Set task: Your task is to output the data exactly as it stands.
:: Data records
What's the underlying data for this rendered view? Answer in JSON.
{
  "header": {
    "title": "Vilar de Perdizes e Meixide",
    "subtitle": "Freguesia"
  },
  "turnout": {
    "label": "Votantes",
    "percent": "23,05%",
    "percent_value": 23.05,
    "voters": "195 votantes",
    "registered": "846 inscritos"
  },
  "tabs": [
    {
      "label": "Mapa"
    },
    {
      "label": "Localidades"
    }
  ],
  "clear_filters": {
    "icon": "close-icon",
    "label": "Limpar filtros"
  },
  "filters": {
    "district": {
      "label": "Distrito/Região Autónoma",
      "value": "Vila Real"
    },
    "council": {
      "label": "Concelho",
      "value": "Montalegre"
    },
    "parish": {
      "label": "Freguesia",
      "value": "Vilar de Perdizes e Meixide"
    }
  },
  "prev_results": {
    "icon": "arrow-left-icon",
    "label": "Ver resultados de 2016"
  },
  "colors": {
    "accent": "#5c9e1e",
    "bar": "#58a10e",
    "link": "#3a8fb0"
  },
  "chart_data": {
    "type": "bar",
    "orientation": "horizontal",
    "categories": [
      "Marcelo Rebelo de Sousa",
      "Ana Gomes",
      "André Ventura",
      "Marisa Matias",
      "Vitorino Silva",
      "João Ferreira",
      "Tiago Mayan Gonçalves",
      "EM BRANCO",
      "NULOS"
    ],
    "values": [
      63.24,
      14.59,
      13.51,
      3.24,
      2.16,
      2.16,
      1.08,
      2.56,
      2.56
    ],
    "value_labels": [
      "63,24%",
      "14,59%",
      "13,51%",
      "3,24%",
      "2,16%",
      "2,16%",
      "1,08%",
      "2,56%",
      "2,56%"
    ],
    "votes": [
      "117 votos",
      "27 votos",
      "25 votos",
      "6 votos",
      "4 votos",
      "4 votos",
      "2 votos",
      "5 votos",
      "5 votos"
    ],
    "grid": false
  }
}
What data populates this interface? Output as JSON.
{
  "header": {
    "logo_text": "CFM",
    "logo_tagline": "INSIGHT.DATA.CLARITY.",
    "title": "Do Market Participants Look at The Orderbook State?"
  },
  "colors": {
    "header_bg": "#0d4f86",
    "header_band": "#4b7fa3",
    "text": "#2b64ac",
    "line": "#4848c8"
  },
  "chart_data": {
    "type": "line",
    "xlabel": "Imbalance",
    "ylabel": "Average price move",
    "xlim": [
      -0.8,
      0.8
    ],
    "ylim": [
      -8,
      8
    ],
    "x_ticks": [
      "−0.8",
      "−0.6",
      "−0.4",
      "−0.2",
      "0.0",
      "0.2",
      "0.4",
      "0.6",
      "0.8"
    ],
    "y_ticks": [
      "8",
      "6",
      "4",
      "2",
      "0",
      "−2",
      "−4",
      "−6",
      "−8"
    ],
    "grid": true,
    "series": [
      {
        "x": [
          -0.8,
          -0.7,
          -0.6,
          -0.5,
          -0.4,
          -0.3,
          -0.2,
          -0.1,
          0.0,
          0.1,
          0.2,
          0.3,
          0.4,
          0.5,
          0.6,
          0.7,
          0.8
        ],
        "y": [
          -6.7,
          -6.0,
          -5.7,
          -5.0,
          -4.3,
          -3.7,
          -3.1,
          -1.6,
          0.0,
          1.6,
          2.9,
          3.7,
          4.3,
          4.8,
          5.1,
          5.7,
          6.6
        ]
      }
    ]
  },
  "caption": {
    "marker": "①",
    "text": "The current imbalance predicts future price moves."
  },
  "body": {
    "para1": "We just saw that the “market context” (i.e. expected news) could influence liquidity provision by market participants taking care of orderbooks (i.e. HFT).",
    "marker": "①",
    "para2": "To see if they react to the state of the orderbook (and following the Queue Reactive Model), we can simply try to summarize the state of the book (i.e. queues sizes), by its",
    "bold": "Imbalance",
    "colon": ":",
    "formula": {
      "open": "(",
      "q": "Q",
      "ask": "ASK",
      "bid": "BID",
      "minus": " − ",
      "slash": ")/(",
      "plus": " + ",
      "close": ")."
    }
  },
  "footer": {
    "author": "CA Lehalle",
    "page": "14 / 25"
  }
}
::::
The output:
What's the underlying data for this rendered view? Answer in JSON.
{
  "header": {
    "title": "Vilar de Perdizes e Meixide",
    "subtitle": "Freguesia"
  },
  "turnout": {
    "label": "Votantes",
    "percent": "23,05%",
    "percent_value": 23.05,
    "voters": "195 votantes",
    "registered": "846 inscritos"
  },
  "tabs": [
    {
      "label": "Mapa"
    },
    {
      "label": "Localidades"
    }
  ],
  "clear_filters": {
    "icon": "close-icon",
    "label": "Limpar filtros"
  },
  "filters": {
    "district": {
      "label": "Distrito/Região Autónoma",
      "value": "Vila Real"
    },
    "council": {
      "label": "Concelho",
      "value": "Montalegre"
    },
    "parish": {
      "label": "Freguesia",
      "value": "Vilar de Perdizes e Meixide"
    }
  },
  "prev_results": {
    "icon": "arrow-left-icon",
    "label": "Ver resultados de 2016"
  },
  "colors": {
    "accent": "#5c9e1e",
    "bar": "#58a10e",
    "link": "#3a8fb0"
  },
  "chart_data": {
    "type": "bar",
    "orientation": "horizontal",
    "categories": [
      "Marcelo Rebelo de Sousa",
      "Ana Gomes",
      "André Ventura",
      "Marisa Matias",
      "Vitorino Silva",
      "João Ferreira",
      "Tiago Mayan Gonçalves",
      "EM BRANCO",
      "NULOS"
    ],
    "values": [
      63.24,
      14.59,
      13.51,
      3.24,
      2.16,
      2.16,
      1.08,
      2.56,
      2.56
    ],
    "value_labels": [
      "63,24%",
      "14,59%",
      "13,51%",
      "3,24%",
      "2,16%",
      "2,16%",
      "1,08%",
      "2,56%",
      "2,56%"
    ],
    "votes": [
      "117 votos",
      "27 votos",
      "25 votos",
      "6 votos",
      "4 votos",
      "4 votos",
      "2 votos",
      "5 votos",
      "5 votos"
    ],
    "grid": false
  }
}
What data populates this interface? Output as JSON.
{
  "header": {
    "logo_text": "CFM",
    "logo_tagline": "INSIGHT.DATA.CLARITY.",
    "title": "Do Market Participants Look at The Orderbook State?"
  },
  "colors": {
    "header_bg": "#0d4f86",
    "header_band": "#4b7fa3",
    "text": "#2b64ac",
    "line": "#4848c8"
  },
  "chart_data": {
    "type": "line",
    "xlabel": "Imbalance",
    "ylabel": "Average price move",
    "xlim": [
      -0.8,
      0.8
    ],
    "ylim": [
      -8,
      8
    ],
    "x_ticks": [
      "−0.8",
      "−0.6",
      "−0.4",
      "−0.2",
      "0.0",
      "0.2",
      "0.4",
      "0.6",
      "0.8"
    ],
    "y_ticks": [
      "8",
      "6",
      "4",
      "2",
      "0",
      "−2",
      "−4",
      "−6",
      "−8"
    ],
    "grid": true,
    "series": [
      {
        "x": [
          -0.8,
          -0.7,
          -0.6,
          -0.5,
          -0.4,
          -0.3,
          -0.2,
          -0.1,
          0.0,
          0.1,
          0.2,
          0.3,
          0.4,
          0.5,
          0.6,
          0.7,
          0.8
        ],
        "y": [
          -6.7,
          -6.0,
          -5.7,
          -5.0,
          -4.3,
          -3.7,
          -3.1,
          -1.6,
          0.0,
          1.6,
          2.9,
          3.7,
          4.3,
          4.8,
          5.1,
          5.7,
          6.6
        ]
      }
    ]
  },
  "caption": {
    "marker": "①",
    "text": "The current imbalance predicts future price moves."
  },
  "body": {
    "para1": "We just saw that the “market context” (i.e. expected news) could influence liquidity provision by market participants taking care of orderbooks (i.e. HFT).",
    "marker": "①",
    "para2": "To see if they react to the state of the orderbook (and following the Queue Reactive Model), we can simply try to summarize the state of the book (i.e. queues sizes), by its",
    "bold": "Imbalance",
    "colon": ":",
    "formula": {
      "open": "(",
      "q": "Q",
      "ask": "ASK",
      "bid": "BID",
      "minus": " − ",
      "slash": ")/(",
      "plus": " + ",
      "close": ")."
    }
  },
  "footer": {
    "author": "CA Lehalle",
    "page": "14 / 25"
  }
}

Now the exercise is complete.